_What the exercise asks_
Copy out every line of the data exactly.

— Begin Entries supplied —

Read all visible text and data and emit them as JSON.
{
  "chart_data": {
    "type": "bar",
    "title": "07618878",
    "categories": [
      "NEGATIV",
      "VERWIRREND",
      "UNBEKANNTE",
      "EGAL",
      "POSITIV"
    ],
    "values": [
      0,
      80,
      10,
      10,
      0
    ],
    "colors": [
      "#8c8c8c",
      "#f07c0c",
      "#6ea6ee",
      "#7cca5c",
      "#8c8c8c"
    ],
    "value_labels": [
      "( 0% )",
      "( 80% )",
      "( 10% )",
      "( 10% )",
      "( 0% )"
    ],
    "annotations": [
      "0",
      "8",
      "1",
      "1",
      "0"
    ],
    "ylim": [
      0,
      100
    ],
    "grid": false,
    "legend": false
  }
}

— End Entries supplied —

_The completed task_
Read all visible text and data and emit them as JSON.
{
  "chart_data": {
    "type": "bar",
    "title": "07618878",
    "categories": [
      "NEGATIV",
      "VERWIRREND",
      "UNBEKANNTE",
      "EGAL",
      "POSITIV"
    ],
    "values": [
      0,
      80,
      10,
      10,
      0
    ],
    "colors": [
      "#8c8c8c",
      "#f07c0c",
      "#6ea6ee",
      "#7cca5c",
      "#8c8c8c"
    ],
    "value_labels": [
      "( 0% )",
      "( 80% )",
      "( 10% )",
      "( 10% )",
      "( 0% )"
    ],
    "annotations": [
      "0",
      "8",
      "1",
      "1",
      "0"
    ],
    "ylim": [
      0,
      100
    ],
    "grid": false,
    "legend": false
  }
}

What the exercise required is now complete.